#### [PROBLEM DESCRIPTION]
Omit the pictures from the entries below and retype everything else exactly.

#### [Collected data]
□ □ □ □ □ □ □
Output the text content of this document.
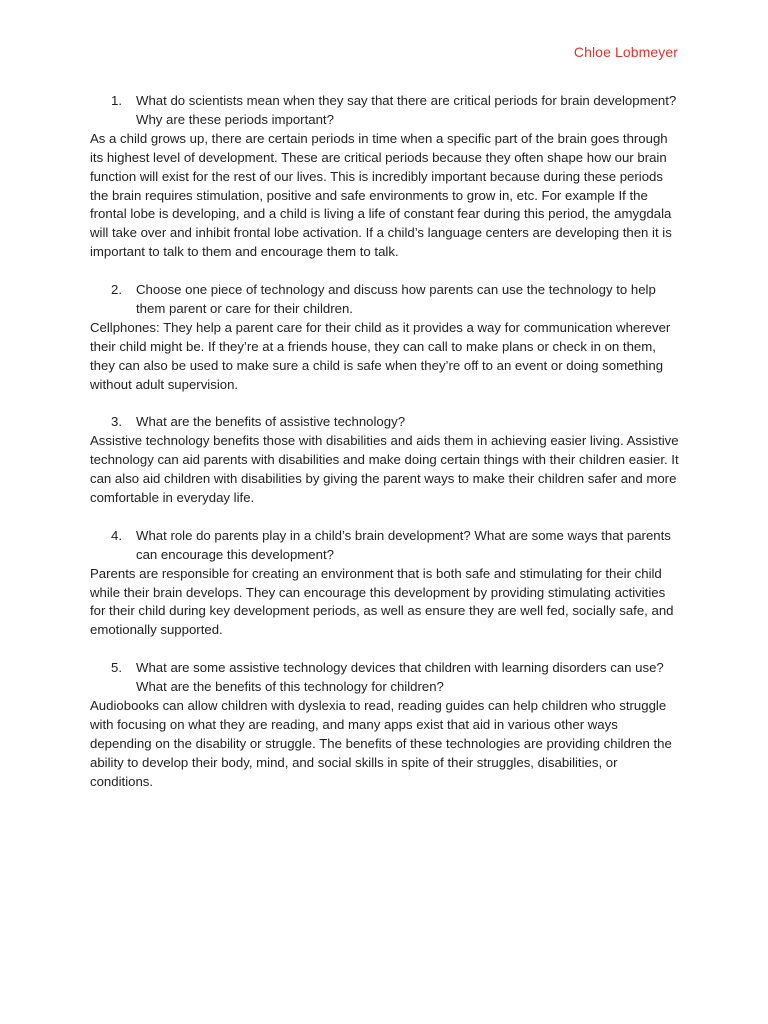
Chloe Lobmeyer
1.	What do scientists mean when they say that there are critical periods for brain development? Why are these periods important?

As a child grows up, there are certain periods in time when a specific part of the brain goes through its highest level of development. These are critical periods because they often shape how our brain function will exist for the rest of our lives. This is incredibly important because during these periods the brain requires stimulation, positive and safe environments to grow in, etc. For example If the frontal lobe is developing, and a child is living a life of constant fear during this period, the amygdala will take over and inhibit frontal lobe activation. If a child’s language centers are developing then it is important to talk to them and encourage them to talk.

2.	Choose one piece of technology and discuss how parents can use the technology to help them parent or care for their children.

Cellphones: They help a parent care for their child as it provides a way for communication wherever their child might be. If they’re at a friends house, they can call to make plans or check in on them, they can also be used to make sure a child is safe when they’re off to an event or doing something without adult supervision.

3.	What are the benefits of assistive technology?

Assistive technology benefits those with disabilities and aids them in achieving easier living. Assistive technology can aid parents with disabilities and make doing certain things with their children easier. It can also aid children with disabilities by giving the parent ways to make their children safer and more comfortable in everyday life.

4.	What role do parents play in a child’s brain development? What are some ways that parents can encourage this development?

Parents are responsible for creating an environment that is both safe and stimulating for their child while their brain develops. They can encourage this development by providing stimulating activities for their child during key development periods, as well as ensure they are well fed, socially safe, and emotionally supported.

5.	What are some assistive technology devices that children with learning disorders can use? What are the benefits of this technology for children?

Audiobooks can allow children with dyslexia to read, reading guides can help children who struggle with focusing on what they are reading, and many apps exist that aid in various other ways depending on the disability or struggle. The benefits of these technologies are providing children the ability to develop their body, mind, and social skills in spite of their struggles, disabilities, or conditions.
□ □ □ □ □ □ □
#### [TASK RESPONSE]
Output the text content of this document.
Chloe Lobmeyer
1.	What do scientists mean when they say that there are critical periods for brain development? Why are these periods important?

As a child grows up, there are certain periods in time when a specific part of the brain goes through its highest level of development. These are critical periods because they often shape how our brain function will exist for the rest of our lives. This is incredibly important because during these periods the brain requires stimulation, positive and safe environments to grow in, etc. For example If the frontal lobe is developing, and a child is living a life of constant fear during this period, the amygdala will take over and inhibit frontal lobe activation. If a child’s language centers are developing then it is important to talk to them and encourage them to talk.

2.	Choose one piece of technology and discuss how parents can use the technology to help them parent or care for their children.

Cellphones: They help a parent care for their child as it provides a way for communication wherever their child might be. If they’re at a friends house, they can call to make plans or check in on them, they can also be used to make sure a child is safe when they’re off to an event or doing something without adult supervision.

3.	What are the benefits of assistive technology?

Assistive technology benefits those with disabilities and aids them in achieving easier living. Assistive technology can aid parents with disabilities and make doing certain things with their children easier. It can also aid children with disabilities by giving the parent ways to make their children safer and more comfortable in everyday life.

4.	What role do parents play in a child’s brain development? What are some ways that parents can encourage this development?

Parents are responsible for creating an environment that is both safe and stimulating for their child while their brain develops. They can encourage this development by providing stimulating activities for their child during key development periods, as well as ensure they are well fed, socially safe, and emotionally supported.

5.	What are some assistive technology devices that children with learning disorders can use? What are the benefits of this technology for children?

Audiobooks can allow children with dyslexia to read, reading guides can help children who struggle with focusing on what they are reading, and many apps exist that aid in various other ways depending on the disability or struggle. The benefits of these technologies are providing children the ability to develop their body, mind, and social skills in spite of their struggles, disabilities, or conditions.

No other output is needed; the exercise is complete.